_The problem_. Transcribe the entries that follow exactly as they appear, minus pictures.

==*==

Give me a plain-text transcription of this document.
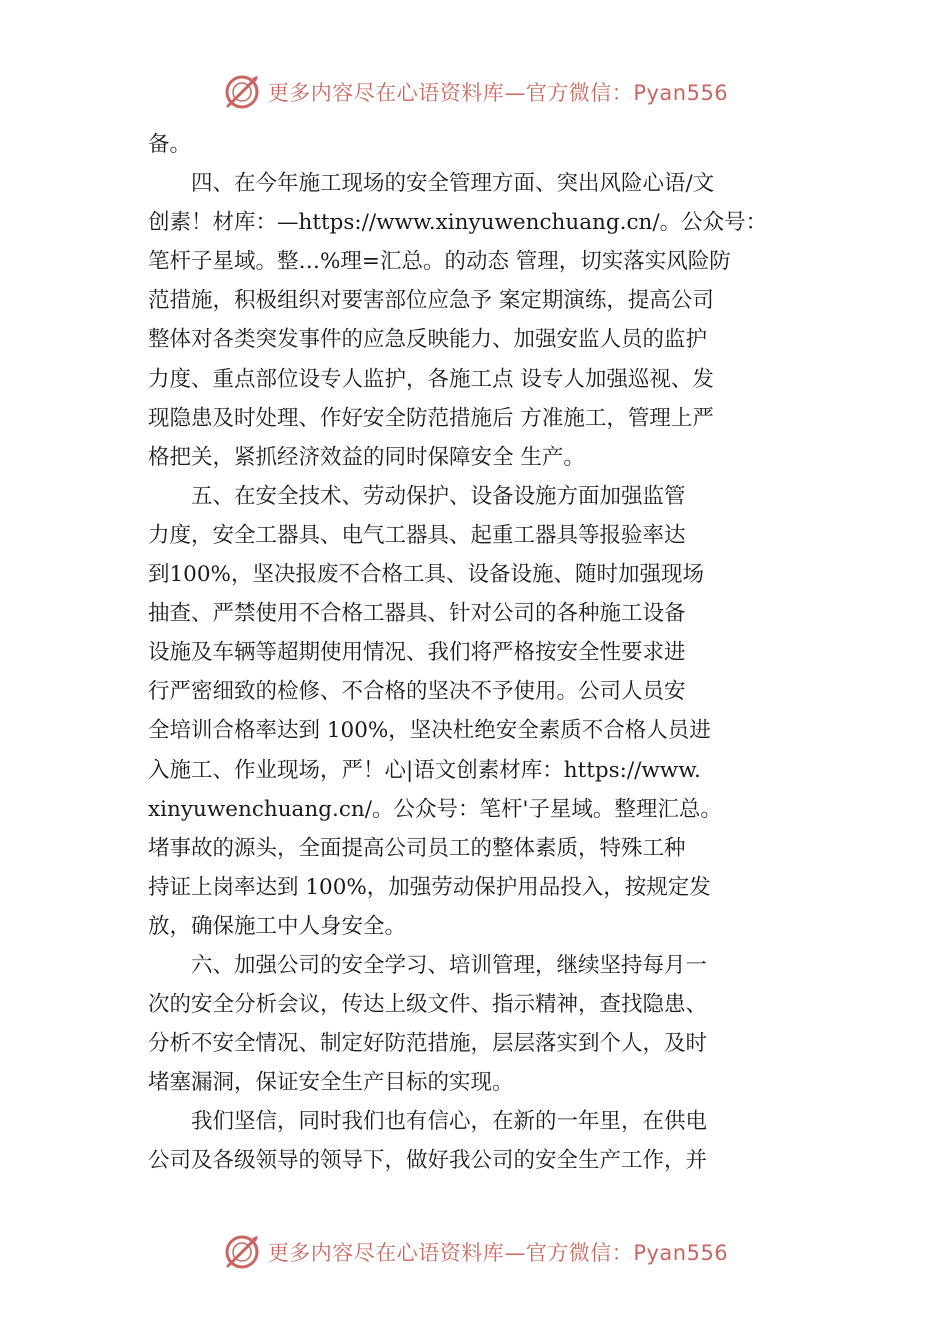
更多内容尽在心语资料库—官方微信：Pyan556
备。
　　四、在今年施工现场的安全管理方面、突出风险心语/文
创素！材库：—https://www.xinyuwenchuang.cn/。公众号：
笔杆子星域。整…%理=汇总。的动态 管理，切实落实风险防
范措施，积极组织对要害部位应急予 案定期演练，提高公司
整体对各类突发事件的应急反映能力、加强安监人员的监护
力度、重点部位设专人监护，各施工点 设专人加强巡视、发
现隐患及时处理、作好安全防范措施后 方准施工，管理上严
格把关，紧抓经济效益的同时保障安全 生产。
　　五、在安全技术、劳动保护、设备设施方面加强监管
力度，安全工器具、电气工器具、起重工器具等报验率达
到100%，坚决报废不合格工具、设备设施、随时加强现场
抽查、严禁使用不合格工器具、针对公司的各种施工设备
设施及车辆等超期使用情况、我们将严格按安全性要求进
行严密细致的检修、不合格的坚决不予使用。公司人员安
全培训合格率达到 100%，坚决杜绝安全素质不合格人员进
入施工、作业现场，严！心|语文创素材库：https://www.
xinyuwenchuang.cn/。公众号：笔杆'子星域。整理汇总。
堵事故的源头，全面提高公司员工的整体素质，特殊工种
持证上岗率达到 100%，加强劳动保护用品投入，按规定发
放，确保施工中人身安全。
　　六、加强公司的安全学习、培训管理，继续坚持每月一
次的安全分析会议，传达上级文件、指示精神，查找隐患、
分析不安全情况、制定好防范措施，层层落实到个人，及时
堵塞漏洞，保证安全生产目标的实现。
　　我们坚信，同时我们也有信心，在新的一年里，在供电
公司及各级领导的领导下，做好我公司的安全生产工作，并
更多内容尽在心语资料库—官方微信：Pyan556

==*==

_Solution below_.
Give me a plain-text transcription of this document.
更多内容尽在心语资料库—官方微信：Pyan556
备。
　　四、在今年施工现场的安全管理方面、突出风险心语/文
创素！材库：—https://www.xinyuwenchuang.cn/。公众号：
笔杆子星域。整…%理=汇总。的动态 管理，切实落实风险防
范措施，积极组织对要害部位应急予 案定期演练，提高公司
整体对各类突发事件的应急反映能力、加强安监人员的监护
力度、重点部位设专人监护，各施工点 设专人加强巡视、发
现隐患及时处理、作好安全防范措施后 方准施工，管理上严
格把关，紧抓经济效益的同时保障安全 生产。
　　五、在安全技术、劳动保护、设备设施方面加强监管
力度，安全工器具、电气工器具、起重工器具等报验率达
到100%，坚决报废不合格工具、设备设施、随时加强现场
抽查、严禁使用不合格工器具、针对公司的各种施工设备
设施及车辆等超期使用情况、我们将严格按安全性要求进
行严密细致的检修、不合格的坚决不予使用。公司人员安
全培训合格率达到 100%，坚决杜绝安全素质不合格人员进
入施工、作业现场，严！心|语文创素材库：https://www.
xinyuwenchuang.cn/。公众号：笔杆'子星域。整理汇总。
堵事故的源头，全面提高公司员工的整体素质，特殊工种
持证上岗率达到 100%，加强劳动保护用品投入，按规定发
放，确保施工中人身安全。
　　六、加强公司的安全学习、培训管理，继续坚持每月一
次的安全分析会议，传达上级文件、指示精神，查找隐患、
分析不安全情况、制定好防范措施，层层落实到个人，及时
堵塞漏洞，保证安全生产目标的实现。
　　我们坚信，同时我们也有信心，在新的一年里，在供电
公司及各级领导的领导下，做好我公司的安全生产工作，并
更多内容尽在心语资料库—官方微信：Pyan556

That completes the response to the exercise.